▶ **Exercise directions**: Find and copy lines holding "uncle".

[Given data start]

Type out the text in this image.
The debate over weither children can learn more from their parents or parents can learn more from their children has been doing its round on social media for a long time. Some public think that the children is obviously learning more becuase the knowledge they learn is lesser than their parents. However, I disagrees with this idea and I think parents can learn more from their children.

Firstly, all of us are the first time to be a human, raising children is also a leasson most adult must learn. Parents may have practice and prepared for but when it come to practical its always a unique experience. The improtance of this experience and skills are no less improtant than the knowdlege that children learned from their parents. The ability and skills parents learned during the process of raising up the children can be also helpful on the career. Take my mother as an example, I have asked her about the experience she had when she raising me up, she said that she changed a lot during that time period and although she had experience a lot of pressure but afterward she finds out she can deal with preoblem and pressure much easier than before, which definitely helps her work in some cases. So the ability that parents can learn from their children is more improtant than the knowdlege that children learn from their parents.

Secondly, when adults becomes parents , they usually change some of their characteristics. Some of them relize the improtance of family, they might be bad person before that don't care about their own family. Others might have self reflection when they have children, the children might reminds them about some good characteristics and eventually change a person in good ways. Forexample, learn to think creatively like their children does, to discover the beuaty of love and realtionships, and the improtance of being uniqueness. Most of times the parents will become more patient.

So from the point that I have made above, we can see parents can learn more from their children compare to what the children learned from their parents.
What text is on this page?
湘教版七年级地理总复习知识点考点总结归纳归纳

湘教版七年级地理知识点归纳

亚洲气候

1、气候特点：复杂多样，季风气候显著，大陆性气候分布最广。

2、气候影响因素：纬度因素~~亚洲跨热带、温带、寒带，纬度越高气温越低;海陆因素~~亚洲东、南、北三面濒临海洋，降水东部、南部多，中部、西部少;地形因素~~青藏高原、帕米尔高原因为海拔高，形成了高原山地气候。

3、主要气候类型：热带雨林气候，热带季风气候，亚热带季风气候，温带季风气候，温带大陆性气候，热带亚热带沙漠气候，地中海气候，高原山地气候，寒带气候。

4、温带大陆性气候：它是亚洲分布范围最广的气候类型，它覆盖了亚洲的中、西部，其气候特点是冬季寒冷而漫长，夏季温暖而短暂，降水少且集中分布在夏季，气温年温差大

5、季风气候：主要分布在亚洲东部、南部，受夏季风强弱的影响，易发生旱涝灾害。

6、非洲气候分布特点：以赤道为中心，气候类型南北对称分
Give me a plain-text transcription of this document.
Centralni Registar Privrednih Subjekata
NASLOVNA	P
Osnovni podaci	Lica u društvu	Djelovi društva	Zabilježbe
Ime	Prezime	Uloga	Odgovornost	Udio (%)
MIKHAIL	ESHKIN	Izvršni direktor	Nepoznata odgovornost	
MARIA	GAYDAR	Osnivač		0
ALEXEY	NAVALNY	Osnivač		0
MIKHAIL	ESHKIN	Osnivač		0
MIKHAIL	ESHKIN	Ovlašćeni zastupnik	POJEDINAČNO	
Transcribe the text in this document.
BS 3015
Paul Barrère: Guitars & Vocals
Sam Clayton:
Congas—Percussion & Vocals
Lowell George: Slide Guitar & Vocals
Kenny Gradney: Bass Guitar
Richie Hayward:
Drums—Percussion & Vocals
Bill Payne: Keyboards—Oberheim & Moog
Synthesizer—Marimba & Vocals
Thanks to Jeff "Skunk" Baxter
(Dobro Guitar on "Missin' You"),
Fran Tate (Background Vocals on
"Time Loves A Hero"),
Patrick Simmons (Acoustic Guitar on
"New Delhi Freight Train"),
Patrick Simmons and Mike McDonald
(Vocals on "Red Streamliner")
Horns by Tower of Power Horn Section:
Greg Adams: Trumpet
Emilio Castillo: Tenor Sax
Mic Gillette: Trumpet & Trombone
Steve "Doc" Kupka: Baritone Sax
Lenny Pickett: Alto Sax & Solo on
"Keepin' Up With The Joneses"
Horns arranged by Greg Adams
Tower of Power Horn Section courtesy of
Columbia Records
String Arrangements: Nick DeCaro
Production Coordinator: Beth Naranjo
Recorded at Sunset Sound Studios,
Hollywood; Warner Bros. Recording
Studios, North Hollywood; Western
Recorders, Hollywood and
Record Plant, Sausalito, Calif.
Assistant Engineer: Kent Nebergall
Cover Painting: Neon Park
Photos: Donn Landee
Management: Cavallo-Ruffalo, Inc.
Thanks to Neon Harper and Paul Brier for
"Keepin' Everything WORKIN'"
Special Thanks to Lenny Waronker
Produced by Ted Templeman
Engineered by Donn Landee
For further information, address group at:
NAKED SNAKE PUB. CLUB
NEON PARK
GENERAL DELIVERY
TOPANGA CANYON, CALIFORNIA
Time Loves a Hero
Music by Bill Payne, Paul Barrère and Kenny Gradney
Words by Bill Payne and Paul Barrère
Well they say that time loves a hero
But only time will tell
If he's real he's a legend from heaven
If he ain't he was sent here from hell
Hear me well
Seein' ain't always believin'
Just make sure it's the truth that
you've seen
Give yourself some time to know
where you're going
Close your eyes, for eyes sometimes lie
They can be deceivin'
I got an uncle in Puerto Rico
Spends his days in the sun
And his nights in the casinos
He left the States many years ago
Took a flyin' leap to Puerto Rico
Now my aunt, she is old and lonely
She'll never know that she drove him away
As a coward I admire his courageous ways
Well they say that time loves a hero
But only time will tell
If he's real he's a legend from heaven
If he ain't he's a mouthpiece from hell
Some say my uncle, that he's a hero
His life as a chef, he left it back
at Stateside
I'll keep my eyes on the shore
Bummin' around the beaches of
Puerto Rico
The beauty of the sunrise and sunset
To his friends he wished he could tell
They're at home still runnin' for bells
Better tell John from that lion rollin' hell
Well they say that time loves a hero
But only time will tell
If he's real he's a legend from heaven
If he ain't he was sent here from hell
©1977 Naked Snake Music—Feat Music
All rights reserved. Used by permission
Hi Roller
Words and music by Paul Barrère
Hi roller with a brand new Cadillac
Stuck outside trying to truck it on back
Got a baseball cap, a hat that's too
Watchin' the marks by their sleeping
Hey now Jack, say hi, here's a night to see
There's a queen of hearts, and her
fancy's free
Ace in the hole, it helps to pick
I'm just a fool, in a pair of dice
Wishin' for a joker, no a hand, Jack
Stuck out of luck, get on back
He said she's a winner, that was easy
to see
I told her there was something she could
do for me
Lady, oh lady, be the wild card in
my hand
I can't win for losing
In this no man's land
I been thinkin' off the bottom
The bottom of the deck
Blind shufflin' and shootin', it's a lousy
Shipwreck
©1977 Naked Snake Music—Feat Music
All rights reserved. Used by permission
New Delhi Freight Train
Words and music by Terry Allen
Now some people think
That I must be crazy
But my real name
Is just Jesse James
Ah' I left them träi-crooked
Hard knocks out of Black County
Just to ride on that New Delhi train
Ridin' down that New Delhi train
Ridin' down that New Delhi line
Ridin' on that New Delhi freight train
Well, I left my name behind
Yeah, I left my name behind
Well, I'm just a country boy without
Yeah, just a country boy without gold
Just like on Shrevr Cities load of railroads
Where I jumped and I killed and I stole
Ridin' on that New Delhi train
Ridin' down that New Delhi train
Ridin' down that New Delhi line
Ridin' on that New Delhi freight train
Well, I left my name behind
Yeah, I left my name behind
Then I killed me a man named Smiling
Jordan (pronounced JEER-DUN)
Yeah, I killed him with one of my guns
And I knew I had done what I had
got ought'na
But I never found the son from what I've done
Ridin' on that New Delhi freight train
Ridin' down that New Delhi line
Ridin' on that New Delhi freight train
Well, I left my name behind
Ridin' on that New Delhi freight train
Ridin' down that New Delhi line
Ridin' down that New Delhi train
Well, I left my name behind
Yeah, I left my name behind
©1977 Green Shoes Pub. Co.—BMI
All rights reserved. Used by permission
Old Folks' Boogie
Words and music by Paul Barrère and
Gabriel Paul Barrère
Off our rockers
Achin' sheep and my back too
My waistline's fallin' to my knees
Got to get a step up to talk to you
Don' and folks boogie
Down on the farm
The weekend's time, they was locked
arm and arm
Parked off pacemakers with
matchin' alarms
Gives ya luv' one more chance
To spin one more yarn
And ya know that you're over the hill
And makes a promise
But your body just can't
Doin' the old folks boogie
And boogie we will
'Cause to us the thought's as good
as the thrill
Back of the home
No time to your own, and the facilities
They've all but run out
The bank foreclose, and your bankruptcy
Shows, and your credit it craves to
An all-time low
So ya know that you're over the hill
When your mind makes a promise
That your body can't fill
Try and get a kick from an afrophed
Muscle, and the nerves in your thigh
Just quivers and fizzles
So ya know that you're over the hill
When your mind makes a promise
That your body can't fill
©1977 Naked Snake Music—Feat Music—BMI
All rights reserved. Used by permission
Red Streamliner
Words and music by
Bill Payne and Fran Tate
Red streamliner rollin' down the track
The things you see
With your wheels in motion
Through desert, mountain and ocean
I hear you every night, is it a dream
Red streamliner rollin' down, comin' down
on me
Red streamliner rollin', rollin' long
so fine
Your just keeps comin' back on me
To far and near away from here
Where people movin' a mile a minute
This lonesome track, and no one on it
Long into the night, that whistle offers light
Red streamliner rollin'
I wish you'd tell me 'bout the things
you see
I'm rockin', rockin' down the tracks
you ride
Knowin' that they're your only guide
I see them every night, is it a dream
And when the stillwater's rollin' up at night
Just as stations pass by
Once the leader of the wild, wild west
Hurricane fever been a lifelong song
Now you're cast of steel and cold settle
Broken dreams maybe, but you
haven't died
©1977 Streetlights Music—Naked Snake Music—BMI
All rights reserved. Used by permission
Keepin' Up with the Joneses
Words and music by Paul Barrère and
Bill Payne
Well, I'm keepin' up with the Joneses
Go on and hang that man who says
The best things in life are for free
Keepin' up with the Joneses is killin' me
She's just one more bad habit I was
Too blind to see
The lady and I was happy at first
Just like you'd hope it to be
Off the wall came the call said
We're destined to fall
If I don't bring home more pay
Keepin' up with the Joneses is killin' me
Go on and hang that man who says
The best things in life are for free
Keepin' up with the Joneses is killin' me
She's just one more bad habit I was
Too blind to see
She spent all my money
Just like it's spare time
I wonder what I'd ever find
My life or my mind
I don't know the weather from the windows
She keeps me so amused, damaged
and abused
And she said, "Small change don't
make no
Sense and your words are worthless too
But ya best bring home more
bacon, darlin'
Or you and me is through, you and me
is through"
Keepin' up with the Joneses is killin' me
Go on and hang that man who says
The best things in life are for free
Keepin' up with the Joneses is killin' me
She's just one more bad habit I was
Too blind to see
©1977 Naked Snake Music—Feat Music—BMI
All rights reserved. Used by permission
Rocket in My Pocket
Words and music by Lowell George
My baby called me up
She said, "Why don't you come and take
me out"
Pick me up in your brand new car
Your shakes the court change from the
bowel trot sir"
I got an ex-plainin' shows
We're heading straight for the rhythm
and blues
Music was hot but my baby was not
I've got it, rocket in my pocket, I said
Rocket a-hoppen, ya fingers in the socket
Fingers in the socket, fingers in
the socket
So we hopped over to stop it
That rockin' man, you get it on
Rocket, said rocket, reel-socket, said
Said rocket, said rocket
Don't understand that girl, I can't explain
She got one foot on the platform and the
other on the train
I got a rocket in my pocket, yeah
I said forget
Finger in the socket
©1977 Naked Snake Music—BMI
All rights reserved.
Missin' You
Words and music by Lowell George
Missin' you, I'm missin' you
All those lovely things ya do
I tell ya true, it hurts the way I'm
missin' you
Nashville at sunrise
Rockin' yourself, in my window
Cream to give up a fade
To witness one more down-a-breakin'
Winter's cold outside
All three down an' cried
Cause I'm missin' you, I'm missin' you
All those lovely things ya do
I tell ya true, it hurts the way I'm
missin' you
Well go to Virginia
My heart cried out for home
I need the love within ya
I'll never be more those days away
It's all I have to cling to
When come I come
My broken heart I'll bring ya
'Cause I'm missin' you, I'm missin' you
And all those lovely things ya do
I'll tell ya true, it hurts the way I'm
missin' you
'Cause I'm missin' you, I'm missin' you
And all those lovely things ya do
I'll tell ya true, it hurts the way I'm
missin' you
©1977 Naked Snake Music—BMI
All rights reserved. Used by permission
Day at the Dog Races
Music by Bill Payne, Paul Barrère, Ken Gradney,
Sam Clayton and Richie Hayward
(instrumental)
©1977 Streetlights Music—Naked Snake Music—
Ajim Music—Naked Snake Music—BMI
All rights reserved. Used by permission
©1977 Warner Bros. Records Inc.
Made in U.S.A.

[Given data end]

▶ **Solution for this problem**:
I got an uncle in Puerto Rico
Some say my uncle, that he's a hero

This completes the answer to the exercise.